* _PROBLEM TO WORK ON_
Copy out each line that has "American" in it.
··· DATA SHOWN
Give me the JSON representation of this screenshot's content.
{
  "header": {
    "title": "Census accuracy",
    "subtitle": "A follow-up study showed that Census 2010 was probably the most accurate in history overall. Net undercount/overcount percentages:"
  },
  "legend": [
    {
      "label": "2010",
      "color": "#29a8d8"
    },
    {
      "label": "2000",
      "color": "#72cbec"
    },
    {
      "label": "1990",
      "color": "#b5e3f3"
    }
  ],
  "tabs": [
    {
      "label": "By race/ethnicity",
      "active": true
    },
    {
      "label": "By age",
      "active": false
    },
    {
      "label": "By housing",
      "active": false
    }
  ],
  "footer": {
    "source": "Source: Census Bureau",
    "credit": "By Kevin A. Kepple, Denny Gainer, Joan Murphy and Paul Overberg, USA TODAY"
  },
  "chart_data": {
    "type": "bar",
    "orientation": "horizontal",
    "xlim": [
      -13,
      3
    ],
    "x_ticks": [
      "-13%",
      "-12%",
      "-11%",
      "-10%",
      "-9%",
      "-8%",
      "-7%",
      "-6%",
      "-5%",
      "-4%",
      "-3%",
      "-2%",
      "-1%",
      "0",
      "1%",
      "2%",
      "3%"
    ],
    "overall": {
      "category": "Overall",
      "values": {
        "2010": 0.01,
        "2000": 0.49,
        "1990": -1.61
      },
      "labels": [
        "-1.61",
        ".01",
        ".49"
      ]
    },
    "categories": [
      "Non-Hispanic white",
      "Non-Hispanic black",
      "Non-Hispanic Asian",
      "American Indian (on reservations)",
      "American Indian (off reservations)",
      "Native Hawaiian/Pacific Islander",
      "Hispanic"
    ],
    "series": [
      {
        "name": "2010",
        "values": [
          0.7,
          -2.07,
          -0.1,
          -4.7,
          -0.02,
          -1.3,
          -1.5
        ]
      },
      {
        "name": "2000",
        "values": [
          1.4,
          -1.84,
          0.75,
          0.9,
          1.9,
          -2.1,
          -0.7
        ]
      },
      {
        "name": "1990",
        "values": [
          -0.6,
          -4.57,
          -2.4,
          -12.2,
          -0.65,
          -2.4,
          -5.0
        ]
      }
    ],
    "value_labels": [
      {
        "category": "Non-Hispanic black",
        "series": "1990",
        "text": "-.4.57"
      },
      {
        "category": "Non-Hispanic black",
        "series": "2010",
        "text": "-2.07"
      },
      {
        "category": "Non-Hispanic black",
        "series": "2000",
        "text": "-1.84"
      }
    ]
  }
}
······
* _ANSWER_
      "American Indian (on reservations)",
      "American Indian (off reservations)",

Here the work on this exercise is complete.